__Exercise aim__
What lines of the data below hold "services"? Show them.
[Information — start]
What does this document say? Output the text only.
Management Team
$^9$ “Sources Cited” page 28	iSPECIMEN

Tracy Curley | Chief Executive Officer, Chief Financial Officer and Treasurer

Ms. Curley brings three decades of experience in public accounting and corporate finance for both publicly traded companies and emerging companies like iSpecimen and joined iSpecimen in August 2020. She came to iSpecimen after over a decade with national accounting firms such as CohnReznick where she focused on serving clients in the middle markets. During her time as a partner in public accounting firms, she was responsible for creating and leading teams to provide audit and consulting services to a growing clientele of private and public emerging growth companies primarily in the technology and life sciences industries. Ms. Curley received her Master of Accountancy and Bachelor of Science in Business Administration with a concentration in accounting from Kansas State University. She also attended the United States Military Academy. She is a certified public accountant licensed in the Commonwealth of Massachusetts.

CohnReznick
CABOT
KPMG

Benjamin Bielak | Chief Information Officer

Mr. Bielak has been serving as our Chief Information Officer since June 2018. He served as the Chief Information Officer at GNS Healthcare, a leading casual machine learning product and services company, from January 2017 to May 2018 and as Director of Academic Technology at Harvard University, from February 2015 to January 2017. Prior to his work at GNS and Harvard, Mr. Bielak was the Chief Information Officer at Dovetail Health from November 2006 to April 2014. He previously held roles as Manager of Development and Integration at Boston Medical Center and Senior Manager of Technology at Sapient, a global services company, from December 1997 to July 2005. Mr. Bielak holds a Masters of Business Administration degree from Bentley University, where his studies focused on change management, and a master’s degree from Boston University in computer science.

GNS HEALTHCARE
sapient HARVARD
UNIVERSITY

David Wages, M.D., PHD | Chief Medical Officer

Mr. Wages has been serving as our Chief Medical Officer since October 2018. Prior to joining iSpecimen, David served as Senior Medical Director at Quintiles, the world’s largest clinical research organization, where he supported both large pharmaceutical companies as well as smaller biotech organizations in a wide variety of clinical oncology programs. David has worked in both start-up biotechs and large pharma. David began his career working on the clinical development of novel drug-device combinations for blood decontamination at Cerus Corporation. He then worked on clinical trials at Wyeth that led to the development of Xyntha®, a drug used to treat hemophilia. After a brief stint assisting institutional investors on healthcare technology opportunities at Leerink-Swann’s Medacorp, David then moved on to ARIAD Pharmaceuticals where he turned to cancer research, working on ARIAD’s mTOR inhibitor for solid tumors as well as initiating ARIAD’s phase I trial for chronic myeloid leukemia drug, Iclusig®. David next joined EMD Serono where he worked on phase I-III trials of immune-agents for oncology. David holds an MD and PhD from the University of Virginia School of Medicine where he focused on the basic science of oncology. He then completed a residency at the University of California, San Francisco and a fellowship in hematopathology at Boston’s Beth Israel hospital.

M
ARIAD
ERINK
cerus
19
[Information — finish]
__Task response__
Ms. Curley brings three decades of experience in public accounting and corporate finance for both publicly traded companies and emerging companies like iSpecimen and joined iSpecimen in August 2020. She came to iSpecimen after over a decade with national accounting firms such as CohnReznick where she focused on serving clients in the middle markets. During her time as a partner in public accounting firms, she was responsible for creating and leading teams to provide audit and consulting services to a growing clientele of private and public emerging growth companies primarily in the technology and life sciences industries. Ms. Curley received her Master of Accountancy and Bachelor of Science in Business Administration with a concentration in accounting from Kansas State University. She also attended the United States Military Academy. She is a certified public accountant licensed in the Commonwealth of Massachusetts.
Mr. Bielak has been serving as our Chief Information Officer since June 2018. He served as the Chief Information Officer at GNS Healthcare, a leading casual machine learning product and services company, from January 2017 to May 2018 and as Director of Academic Technology at Harvard University, from February 2015 to January 2017. Prior to his work at GNS and Harvard, Mr. Bielak was the Chief Information Officer at Dovetail Health from November 2006 to April 2014. He previously held roles as Manager of Development and Integration at Boston Medical Center and Senior Manager of Technology at Sapient, a global services company, from December 1997 to July 2005. Mr. Bielak holds a Masters of Business Administration degree from Bentley University, where his studies focused on change management, and a master’s degree from Boston University in computer science.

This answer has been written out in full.